What is needed »
Set the listing down again exactly, please, apart from its pictures.

Dataset »
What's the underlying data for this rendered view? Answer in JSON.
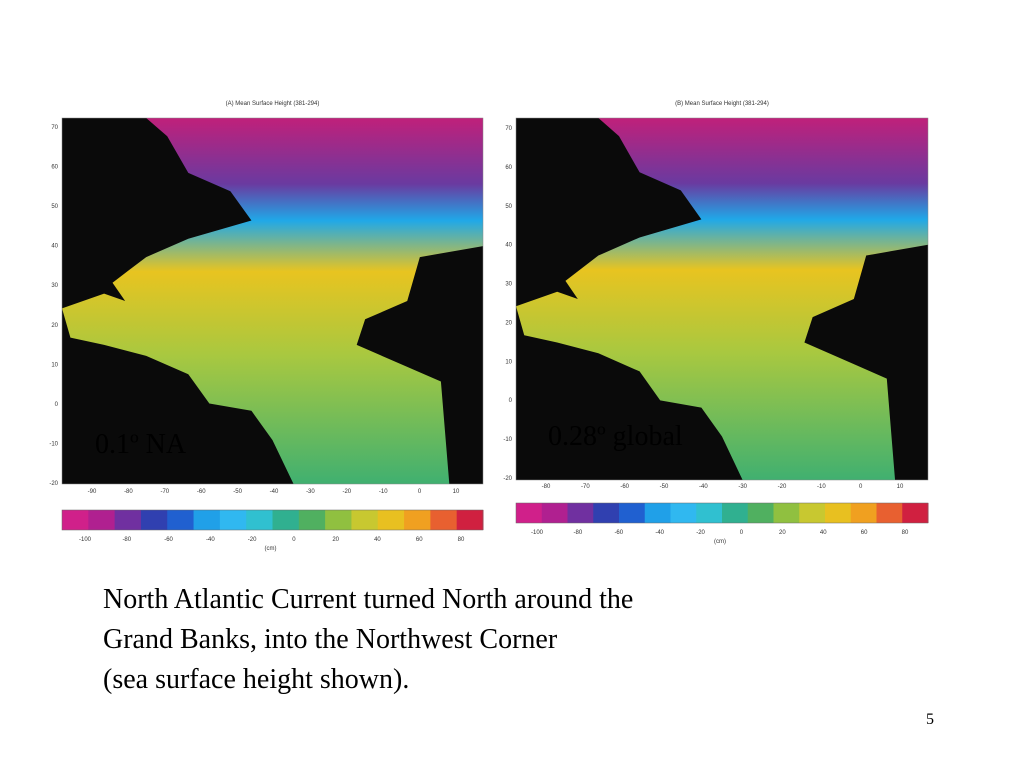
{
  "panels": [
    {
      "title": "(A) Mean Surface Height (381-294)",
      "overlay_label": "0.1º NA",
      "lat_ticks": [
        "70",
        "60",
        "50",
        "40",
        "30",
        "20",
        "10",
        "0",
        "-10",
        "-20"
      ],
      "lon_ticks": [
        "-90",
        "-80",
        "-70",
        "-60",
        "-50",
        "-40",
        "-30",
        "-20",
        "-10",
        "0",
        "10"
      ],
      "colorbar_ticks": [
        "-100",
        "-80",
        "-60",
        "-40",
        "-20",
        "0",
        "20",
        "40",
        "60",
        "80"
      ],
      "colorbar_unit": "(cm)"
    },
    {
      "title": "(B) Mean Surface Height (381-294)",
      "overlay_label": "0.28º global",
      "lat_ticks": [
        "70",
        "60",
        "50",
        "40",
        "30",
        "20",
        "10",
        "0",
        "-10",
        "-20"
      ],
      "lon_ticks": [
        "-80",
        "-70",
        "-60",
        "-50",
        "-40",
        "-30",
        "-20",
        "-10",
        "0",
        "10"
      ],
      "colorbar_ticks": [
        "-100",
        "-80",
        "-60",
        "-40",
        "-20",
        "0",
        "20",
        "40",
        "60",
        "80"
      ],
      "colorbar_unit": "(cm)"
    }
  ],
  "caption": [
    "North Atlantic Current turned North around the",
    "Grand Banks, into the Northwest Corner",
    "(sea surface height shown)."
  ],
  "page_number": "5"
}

Response »
What's the underlying data for this rendered view? Answer in JSON.
{
  "panels": [
    {
      "title": "(A) Mean Surface Height (381-294)",
      "overlay_label": "0.1º NA",
      "lat_ticks": [
        "70",
        "60",
        "50",
        "40",
        "30",
        "20",
        "10",
        "0",
        "-10",
        "-20"
      ],
      "lon_ticks": [
        "-90",
        "-80",
        "-70",
        "-60",
        "-50",
        "-40",
        "-30",
        "-20",
        "-10",
        "0",
        "10"
      ],
      "colorbar_ticks": [
        "-100",
        "-80",
        "-60",
        "-40",
        "-20",
        "0",
        "20",
        "40",
        "60",
        "80"
      ],
      "colorbar_unit": "(cm)"
    },
    {
      "title": "(B) Mean Surface Height (381-294)",
      "overlay_label": "0.28º global",
      "lat_ticks": [
        "70",
        "60",
        "50",
        "40",
        "30",
        "20",
        "10",
        "0",
        "-10",
        "-20"
      ],
      "lon_ticks": [
        "-80",
        "-70",
        "-60",
        "-50",
        "-40",
        "-30",
        "-20",
        "-10",
        "0",
        "10"
      ],
      "colorbar_ticks": [
        "-100",
        "-80",
        "-60",
        "-40",
        "-20",
        "0",
        "20",
        "40",
        "60",
        "80"
      ],
      "colorbar_unit": "(cm)"
    }
  ],
  "caption": [
    "North Atlantic Current turned North around the",
    "Grand Banks, into the Northwest Corner",
    "(sea surface height shown)."
  ],
  "page_number": "5"
}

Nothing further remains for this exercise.